Scan the entries and tally the lines that include the string "this". Reply with the figure alone.

[Dataset entries]
[start]

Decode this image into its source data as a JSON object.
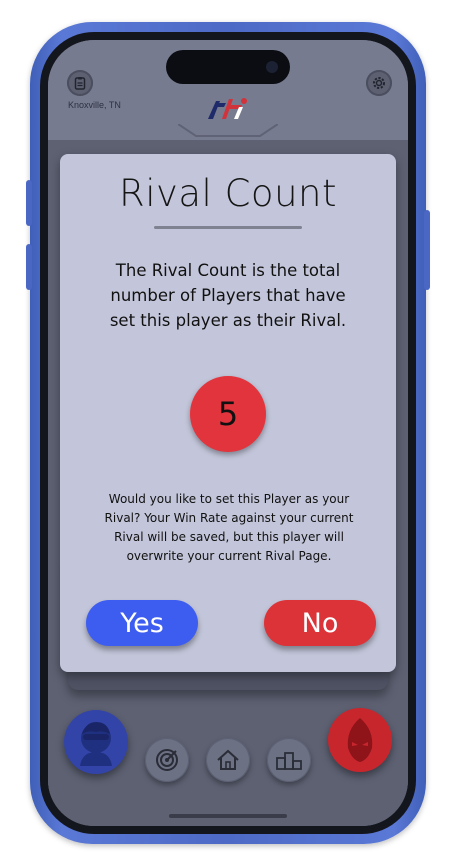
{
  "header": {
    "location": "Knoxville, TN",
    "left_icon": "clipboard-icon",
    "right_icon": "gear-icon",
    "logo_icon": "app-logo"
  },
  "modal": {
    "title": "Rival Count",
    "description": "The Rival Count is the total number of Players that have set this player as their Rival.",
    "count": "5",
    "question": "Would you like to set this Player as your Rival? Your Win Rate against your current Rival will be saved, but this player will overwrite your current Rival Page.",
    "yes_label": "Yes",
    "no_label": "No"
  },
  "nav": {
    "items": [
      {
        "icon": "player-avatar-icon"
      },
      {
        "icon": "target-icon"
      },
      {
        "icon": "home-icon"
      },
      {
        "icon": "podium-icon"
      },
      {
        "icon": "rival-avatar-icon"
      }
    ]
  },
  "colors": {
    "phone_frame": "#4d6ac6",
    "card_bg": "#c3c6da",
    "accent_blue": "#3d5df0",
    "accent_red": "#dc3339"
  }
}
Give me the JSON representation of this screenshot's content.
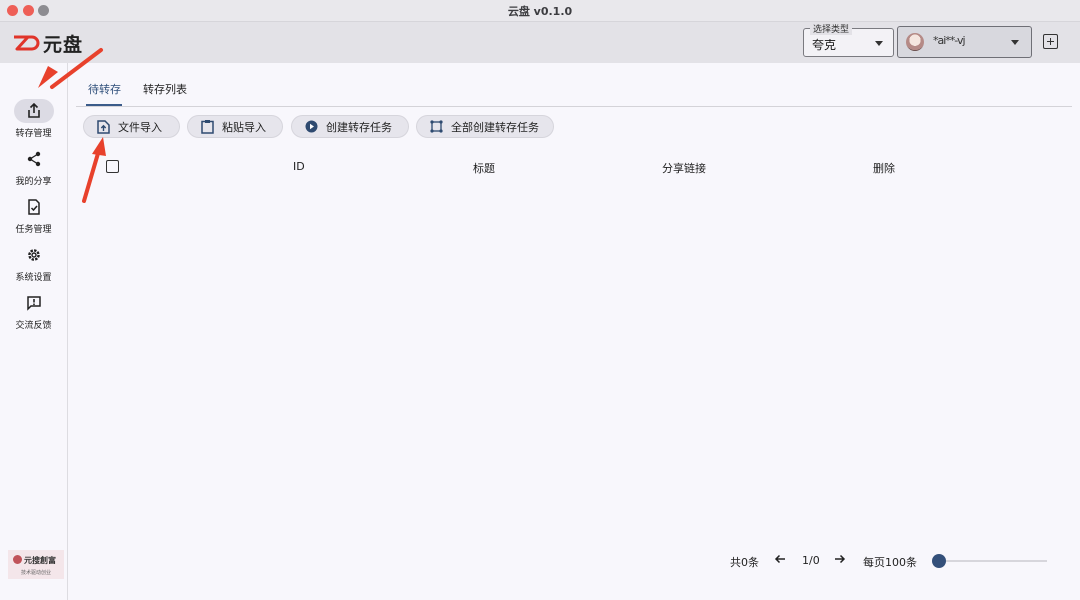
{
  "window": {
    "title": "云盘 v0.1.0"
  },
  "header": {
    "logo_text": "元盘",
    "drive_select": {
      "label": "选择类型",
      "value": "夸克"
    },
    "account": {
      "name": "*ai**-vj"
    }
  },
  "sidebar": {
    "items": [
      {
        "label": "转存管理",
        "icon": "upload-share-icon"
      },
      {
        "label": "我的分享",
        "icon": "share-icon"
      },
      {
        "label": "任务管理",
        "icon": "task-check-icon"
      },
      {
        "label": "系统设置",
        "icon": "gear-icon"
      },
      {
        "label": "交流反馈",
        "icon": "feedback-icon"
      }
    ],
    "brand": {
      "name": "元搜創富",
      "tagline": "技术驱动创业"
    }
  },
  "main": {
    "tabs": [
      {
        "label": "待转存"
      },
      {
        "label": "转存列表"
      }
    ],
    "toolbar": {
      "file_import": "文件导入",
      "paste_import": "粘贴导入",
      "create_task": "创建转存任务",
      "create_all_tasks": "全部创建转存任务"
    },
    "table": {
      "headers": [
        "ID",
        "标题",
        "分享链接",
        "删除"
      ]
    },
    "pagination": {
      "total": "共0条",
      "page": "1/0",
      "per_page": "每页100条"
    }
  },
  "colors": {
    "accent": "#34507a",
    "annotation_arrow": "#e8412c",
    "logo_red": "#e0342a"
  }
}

[end]

**Task answer:** 4